- **Brief**: Check each line of the records below and collect those holding "Dados".

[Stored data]
──────────────────────────────
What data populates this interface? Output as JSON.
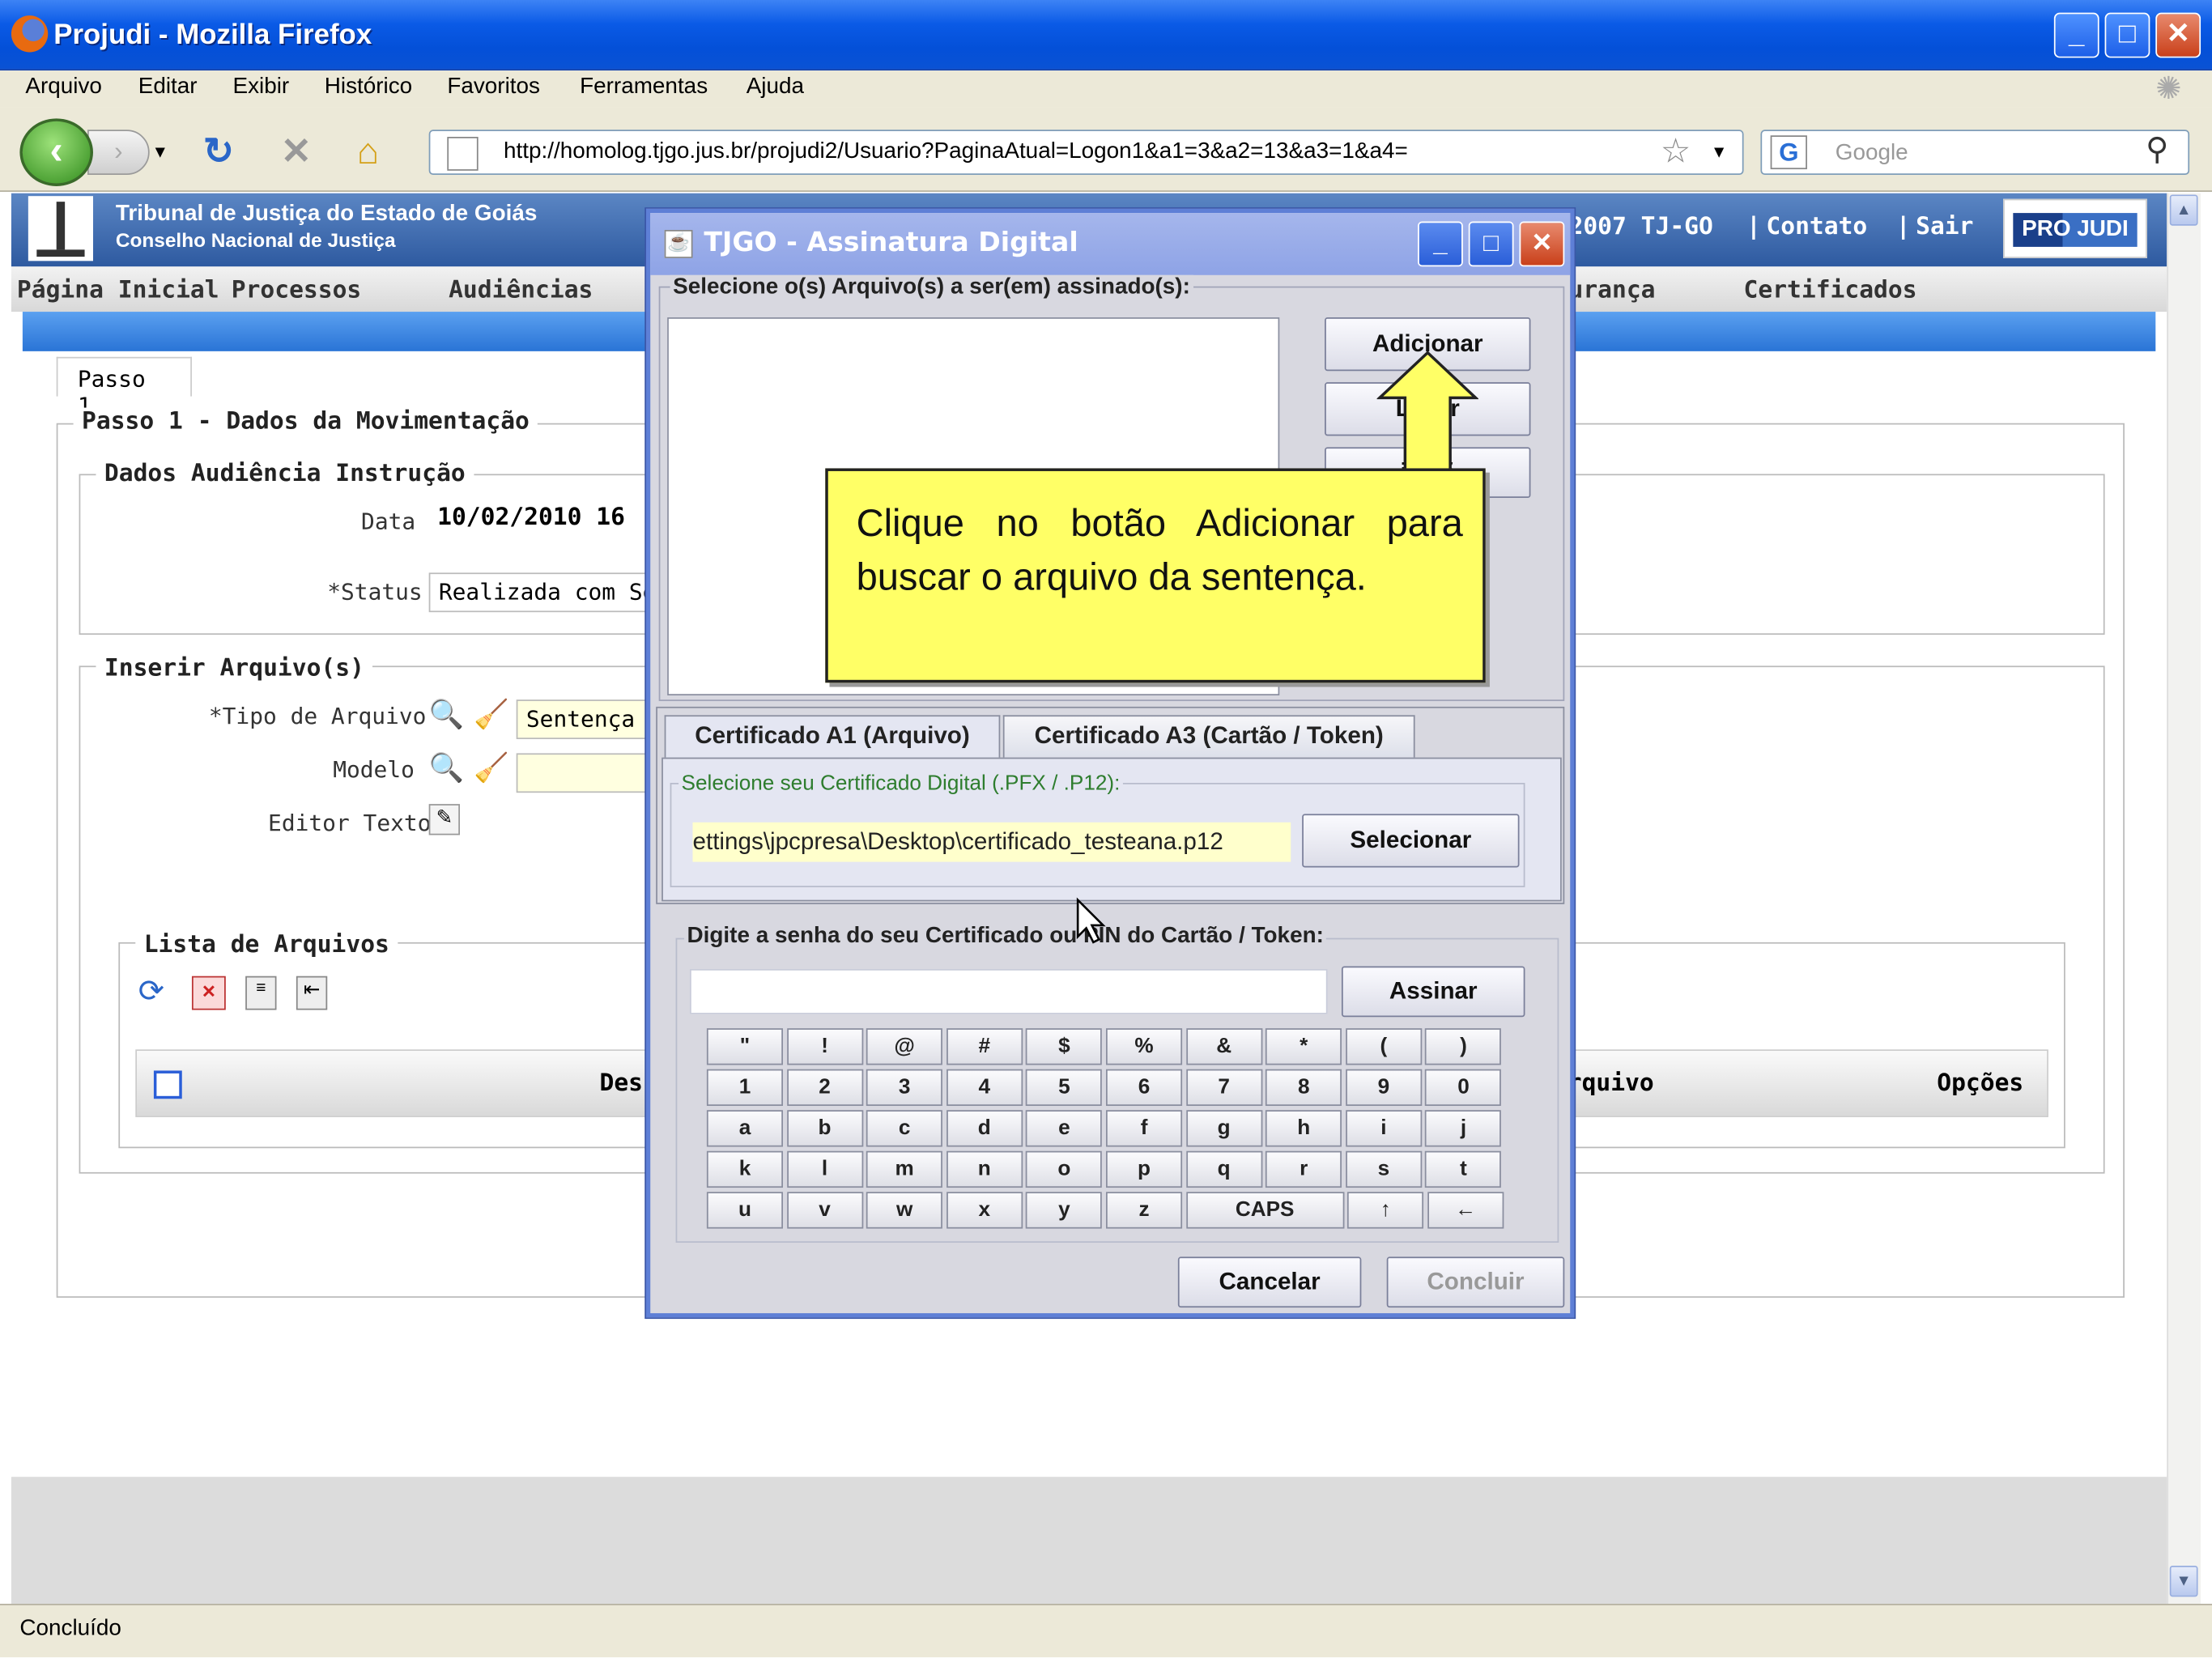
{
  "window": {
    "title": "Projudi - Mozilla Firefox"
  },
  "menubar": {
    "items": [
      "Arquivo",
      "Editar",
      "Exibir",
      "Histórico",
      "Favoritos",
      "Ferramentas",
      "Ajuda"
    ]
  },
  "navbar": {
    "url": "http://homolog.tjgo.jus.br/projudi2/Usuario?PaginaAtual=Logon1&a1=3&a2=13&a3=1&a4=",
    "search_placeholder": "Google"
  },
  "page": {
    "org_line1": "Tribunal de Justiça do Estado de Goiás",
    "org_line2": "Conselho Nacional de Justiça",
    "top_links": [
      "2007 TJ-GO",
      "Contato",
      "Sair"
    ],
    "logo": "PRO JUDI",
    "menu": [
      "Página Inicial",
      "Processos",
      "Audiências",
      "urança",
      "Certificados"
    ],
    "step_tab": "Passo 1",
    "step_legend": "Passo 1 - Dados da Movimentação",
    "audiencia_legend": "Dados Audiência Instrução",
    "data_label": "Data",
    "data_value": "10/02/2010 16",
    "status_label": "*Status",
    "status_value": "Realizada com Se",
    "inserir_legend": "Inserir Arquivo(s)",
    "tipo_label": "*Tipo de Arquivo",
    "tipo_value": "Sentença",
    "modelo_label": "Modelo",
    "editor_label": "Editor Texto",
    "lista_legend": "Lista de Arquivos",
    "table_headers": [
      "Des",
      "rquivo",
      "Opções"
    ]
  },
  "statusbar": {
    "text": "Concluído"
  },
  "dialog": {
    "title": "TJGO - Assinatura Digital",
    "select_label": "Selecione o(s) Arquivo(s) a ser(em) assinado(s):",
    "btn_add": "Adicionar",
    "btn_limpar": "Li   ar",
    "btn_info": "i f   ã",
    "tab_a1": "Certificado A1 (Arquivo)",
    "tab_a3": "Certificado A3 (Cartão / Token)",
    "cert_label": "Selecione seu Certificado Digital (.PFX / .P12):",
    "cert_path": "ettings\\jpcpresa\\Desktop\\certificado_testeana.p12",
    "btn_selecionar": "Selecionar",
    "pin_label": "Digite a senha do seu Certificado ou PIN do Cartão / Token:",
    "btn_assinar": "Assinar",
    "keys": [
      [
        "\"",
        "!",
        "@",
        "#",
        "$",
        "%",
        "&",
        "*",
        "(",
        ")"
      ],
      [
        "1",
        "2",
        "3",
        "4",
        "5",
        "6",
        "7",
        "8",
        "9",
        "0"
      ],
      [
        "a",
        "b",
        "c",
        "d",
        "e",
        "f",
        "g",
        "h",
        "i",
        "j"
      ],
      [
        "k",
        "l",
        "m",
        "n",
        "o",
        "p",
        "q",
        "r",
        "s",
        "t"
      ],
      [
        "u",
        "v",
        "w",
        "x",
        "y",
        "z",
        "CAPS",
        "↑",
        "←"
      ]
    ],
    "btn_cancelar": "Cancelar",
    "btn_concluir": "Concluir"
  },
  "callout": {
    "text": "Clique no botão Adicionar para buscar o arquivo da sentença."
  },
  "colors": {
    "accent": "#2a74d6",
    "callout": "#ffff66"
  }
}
──────────────────────────────
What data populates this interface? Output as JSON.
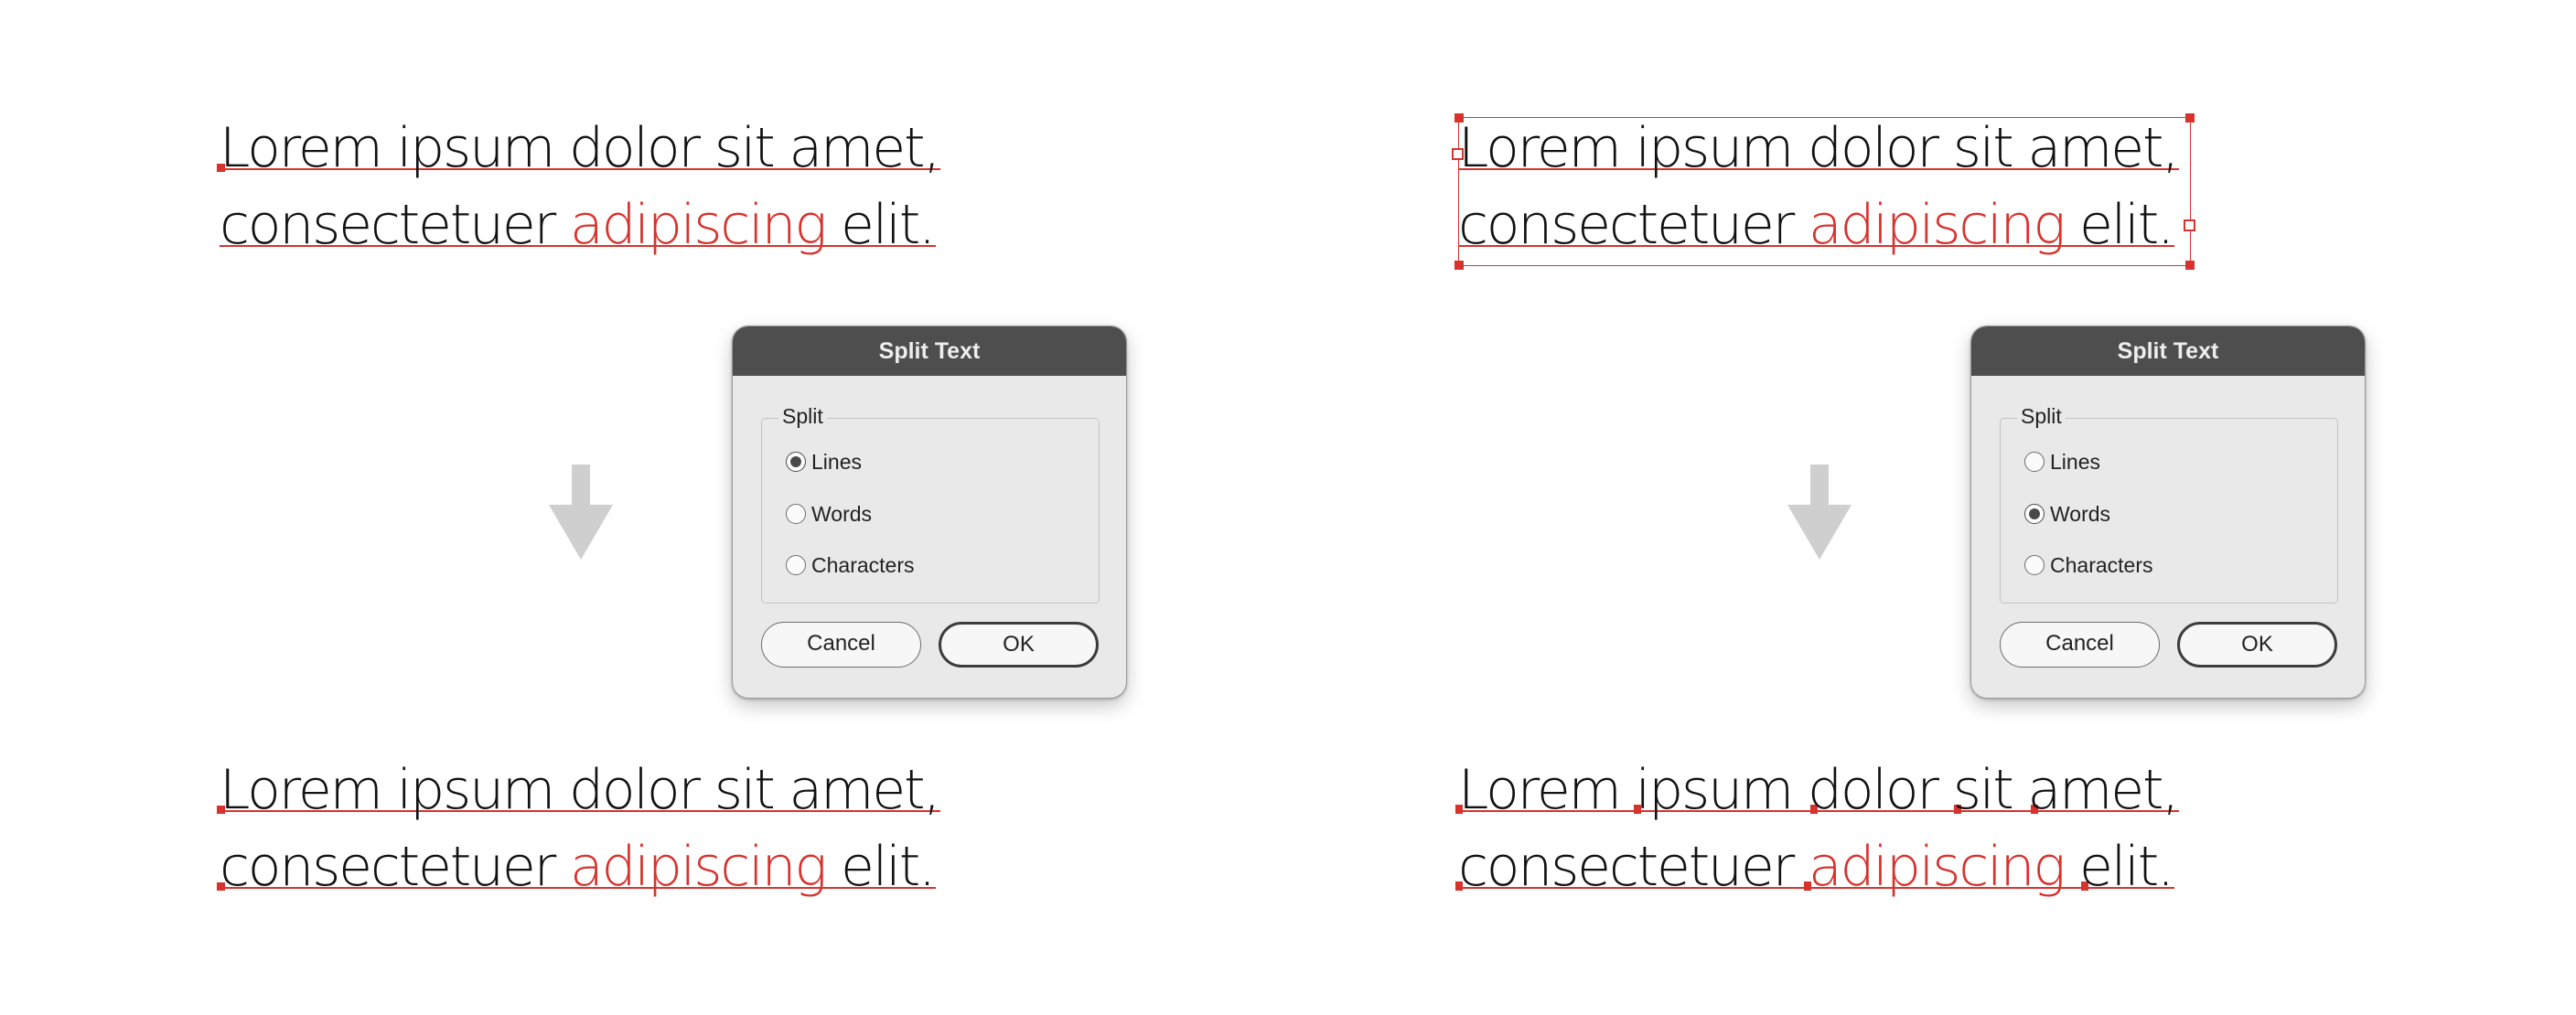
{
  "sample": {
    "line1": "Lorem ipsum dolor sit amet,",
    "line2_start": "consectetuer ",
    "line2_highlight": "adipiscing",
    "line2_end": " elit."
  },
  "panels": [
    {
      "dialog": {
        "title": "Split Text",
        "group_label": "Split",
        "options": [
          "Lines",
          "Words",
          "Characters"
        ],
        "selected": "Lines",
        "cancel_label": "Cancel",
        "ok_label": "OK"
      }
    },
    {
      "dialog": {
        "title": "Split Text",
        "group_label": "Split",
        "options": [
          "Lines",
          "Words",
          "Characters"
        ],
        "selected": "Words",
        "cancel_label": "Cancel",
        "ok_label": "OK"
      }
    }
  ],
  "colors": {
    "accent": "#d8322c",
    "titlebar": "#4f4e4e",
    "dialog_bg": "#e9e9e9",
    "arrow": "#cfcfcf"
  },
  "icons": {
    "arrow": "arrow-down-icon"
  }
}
──────────────────────────────
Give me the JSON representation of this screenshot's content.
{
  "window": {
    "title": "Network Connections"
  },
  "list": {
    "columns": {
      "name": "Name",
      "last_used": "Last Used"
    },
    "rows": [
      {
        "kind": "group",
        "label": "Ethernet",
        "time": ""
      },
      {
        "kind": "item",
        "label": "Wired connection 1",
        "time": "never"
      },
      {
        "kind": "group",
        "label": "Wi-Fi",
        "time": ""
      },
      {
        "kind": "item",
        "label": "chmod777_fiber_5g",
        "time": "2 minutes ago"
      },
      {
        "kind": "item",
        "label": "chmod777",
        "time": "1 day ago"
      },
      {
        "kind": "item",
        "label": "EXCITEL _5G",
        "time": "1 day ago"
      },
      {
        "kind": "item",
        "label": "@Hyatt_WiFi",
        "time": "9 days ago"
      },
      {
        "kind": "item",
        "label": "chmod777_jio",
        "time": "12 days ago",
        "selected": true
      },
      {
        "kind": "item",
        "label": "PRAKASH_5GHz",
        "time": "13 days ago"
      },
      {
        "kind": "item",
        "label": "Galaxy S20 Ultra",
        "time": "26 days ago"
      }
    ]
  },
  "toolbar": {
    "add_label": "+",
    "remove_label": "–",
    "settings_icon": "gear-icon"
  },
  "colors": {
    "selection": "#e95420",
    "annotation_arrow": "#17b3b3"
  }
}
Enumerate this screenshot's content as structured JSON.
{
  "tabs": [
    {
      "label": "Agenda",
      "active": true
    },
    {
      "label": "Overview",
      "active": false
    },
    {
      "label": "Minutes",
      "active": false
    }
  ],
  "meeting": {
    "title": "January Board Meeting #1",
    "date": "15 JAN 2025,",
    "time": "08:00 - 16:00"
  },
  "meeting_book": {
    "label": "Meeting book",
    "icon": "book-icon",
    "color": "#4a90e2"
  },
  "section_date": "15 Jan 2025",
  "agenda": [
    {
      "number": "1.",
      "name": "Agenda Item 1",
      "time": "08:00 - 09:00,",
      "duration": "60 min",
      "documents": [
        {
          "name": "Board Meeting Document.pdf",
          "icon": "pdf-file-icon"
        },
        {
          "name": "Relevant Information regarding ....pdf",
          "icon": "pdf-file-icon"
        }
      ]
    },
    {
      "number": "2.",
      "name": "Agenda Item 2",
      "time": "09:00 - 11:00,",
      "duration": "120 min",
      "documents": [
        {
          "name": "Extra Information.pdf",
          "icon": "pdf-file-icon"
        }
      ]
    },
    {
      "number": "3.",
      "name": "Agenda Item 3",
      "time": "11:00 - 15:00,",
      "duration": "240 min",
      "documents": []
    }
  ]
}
──────────────────────────────
- **Output of the task**:
    "step_legend": "Passo 1 - Dados da Movimentação",
    "audiencia_legend": "Dados Audiência Instrução",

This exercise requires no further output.